* _TRECHO DO DOCUMENTO_:

####################

OU a Bíblia é um livro notável, de leitura altamente útil e, por vezes, agradável, que pode nos ajudar a ver o mundo de uma maneira importante e nele viver, tanto quanto possível, de modo correto, mas um livro humano, que, como tudo que é humano, contém erros e falhas, em relação a todas as questões que ela aborda (espirituais, morais, históricas, científicas, e do dia-a-dia).

É isso ou é isso. Pode-se tentar ficar tucanamente entre as duas alternativas, mas a posição é precária e a gente acaba caindo de um lado ou do outro.

O texto citado acima, na sua versão de Mateus e de Marcos, não só consta da Bíblia (no caso, do Novo Testamento) mas é atribuído a ninguém menos do que Jesus de Nazaré. O próprio.

####################

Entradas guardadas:
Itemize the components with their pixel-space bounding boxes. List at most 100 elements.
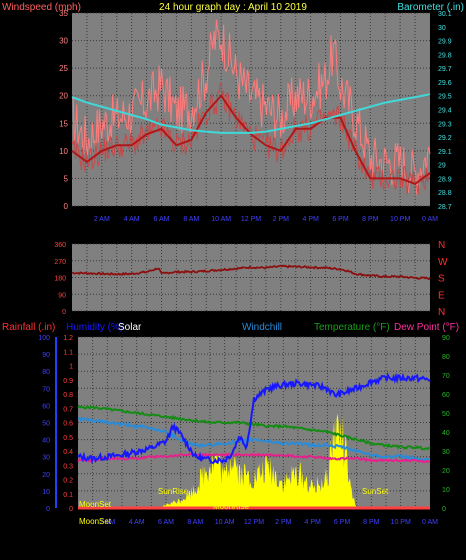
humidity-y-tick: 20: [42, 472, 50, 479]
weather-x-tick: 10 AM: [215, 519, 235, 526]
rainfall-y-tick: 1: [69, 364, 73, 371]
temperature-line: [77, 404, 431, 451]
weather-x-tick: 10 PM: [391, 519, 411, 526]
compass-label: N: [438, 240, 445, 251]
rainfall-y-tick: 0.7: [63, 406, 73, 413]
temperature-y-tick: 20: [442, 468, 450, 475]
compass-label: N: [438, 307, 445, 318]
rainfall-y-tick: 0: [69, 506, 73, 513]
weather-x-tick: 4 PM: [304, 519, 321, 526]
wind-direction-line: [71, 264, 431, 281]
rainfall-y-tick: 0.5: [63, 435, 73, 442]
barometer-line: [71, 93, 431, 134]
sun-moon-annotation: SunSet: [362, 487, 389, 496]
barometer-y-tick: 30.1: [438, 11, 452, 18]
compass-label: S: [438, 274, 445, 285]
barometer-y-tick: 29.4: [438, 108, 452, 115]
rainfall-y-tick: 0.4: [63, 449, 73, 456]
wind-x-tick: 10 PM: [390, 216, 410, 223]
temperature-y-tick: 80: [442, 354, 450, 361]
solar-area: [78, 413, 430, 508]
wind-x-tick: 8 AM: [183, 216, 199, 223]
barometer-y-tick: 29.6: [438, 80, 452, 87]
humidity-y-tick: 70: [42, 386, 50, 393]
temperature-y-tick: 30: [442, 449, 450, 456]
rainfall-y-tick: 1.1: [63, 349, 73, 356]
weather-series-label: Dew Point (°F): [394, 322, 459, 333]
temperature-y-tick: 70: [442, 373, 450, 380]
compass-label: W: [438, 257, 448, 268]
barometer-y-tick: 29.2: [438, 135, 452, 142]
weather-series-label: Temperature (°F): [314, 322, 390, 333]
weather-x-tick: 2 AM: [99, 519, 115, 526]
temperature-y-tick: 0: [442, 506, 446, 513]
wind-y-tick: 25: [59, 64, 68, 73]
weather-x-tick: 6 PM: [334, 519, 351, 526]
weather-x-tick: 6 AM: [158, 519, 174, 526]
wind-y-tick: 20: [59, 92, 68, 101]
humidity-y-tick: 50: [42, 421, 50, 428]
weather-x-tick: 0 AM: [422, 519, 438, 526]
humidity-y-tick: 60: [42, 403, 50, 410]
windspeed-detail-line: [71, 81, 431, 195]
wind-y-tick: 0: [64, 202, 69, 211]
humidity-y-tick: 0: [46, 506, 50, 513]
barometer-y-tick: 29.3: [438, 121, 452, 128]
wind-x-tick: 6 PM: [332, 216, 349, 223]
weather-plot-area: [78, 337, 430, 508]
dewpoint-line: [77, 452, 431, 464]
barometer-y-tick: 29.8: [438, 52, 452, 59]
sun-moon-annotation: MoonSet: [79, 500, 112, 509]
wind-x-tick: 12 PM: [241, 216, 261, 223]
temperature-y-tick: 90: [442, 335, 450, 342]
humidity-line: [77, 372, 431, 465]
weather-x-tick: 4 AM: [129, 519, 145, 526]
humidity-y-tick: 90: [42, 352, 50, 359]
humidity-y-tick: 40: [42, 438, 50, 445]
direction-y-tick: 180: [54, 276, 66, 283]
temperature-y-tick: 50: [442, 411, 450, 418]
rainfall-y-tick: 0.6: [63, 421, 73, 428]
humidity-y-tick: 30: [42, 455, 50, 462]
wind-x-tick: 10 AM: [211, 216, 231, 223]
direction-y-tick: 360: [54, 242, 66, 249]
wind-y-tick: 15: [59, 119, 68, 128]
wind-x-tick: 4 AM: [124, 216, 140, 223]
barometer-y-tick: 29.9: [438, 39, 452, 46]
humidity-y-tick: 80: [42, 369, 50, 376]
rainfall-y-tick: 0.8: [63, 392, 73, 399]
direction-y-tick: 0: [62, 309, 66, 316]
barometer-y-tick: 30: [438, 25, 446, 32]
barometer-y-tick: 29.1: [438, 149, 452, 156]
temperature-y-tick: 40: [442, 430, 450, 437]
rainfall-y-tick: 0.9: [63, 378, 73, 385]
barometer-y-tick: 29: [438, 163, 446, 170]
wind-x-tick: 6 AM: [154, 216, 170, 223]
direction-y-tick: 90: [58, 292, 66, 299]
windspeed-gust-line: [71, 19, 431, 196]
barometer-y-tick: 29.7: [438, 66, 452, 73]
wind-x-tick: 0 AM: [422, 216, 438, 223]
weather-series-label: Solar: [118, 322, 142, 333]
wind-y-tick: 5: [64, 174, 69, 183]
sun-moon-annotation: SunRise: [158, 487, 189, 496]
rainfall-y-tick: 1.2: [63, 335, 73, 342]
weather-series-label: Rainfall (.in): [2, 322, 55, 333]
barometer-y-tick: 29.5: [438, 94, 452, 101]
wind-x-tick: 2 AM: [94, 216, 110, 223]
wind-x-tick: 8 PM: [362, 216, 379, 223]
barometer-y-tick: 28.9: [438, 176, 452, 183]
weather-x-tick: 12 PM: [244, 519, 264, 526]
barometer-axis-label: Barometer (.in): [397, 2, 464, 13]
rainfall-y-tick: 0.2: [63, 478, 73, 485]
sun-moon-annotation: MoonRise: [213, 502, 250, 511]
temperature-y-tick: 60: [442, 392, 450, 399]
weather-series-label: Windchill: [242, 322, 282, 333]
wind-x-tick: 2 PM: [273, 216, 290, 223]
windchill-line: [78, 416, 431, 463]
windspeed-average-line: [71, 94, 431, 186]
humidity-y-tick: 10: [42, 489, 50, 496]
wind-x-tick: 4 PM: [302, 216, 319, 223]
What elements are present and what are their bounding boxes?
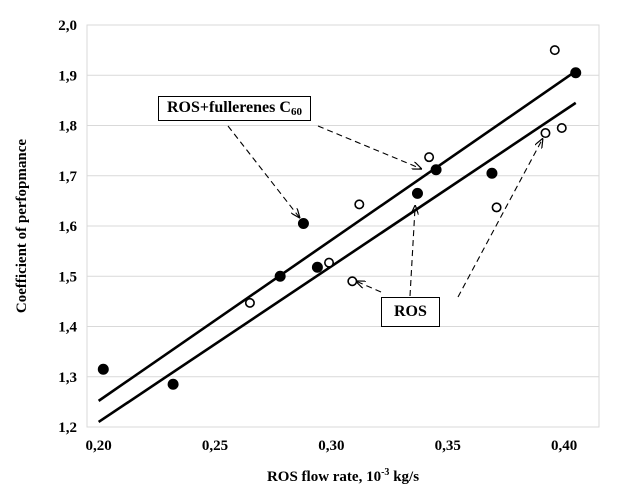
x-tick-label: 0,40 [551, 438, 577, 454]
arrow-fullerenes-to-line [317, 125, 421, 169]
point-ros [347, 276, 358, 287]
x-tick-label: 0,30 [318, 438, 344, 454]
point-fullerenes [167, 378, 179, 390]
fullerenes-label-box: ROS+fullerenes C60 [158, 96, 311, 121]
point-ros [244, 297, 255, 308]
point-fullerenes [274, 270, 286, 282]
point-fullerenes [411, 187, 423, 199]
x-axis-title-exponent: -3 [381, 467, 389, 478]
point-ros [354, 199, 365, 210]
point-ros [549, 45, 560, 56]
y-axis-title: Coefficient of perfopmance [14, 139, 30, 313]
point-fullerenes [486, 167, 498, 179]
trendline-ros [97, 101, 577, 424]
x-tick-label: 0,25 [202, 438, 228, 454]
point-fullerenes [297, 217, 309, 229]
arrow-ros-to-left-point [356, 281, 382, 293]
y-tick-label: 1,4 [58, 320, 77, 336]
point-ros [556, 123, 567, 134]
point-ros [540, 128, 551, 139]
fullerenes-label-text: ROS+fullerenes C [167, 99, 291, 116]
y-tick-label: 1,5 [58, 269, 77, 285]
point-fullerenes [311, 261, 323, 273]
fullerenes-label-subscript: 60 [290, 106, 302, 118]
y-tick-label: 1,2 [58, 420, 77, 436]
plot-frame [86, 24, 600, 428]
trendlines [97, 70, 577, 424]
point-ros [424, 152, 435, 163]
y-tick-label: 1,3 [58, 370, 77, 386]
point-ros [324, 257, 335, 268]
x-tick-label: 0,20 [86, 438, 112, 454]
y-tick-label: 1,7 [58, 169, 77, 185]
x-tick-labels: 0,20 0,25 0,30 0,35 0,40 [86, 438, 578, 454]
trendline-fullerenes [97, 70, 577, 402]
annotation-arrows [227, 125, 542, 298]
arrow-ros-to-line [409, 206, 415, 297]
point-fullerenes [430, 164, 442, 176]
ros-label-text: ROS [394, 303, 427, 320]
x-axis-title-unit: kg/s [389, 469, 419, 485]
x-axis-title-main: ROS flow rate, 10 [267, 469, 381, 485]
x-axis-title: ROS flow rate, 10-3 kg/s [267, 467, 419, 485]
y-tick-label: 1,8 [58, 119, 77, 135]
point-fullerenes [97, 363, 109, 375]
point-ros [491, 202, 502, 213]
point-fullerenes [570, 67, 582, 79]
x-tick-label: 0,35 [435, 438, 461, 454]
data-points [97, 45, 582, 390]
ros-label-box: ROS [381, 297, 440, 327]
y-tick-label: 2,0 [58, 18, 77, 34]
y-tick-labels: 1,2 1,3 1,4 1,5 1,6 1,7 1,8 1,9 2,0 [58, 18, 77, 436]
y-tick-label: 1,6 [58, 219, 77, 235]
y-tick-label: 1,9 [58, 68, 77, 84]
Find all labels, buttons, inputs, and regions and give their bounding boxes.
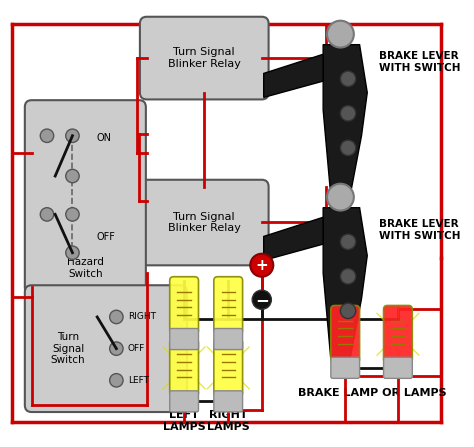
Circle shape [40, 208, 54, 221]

####################

* _FAÇA ISTO_:
Liste os tipos de questões que, segundo o trecho sobre a Bíblia, ela aborda.

* _RESPOSTA_:
espirituais, morais, históricas, científicas e do dia-a-dia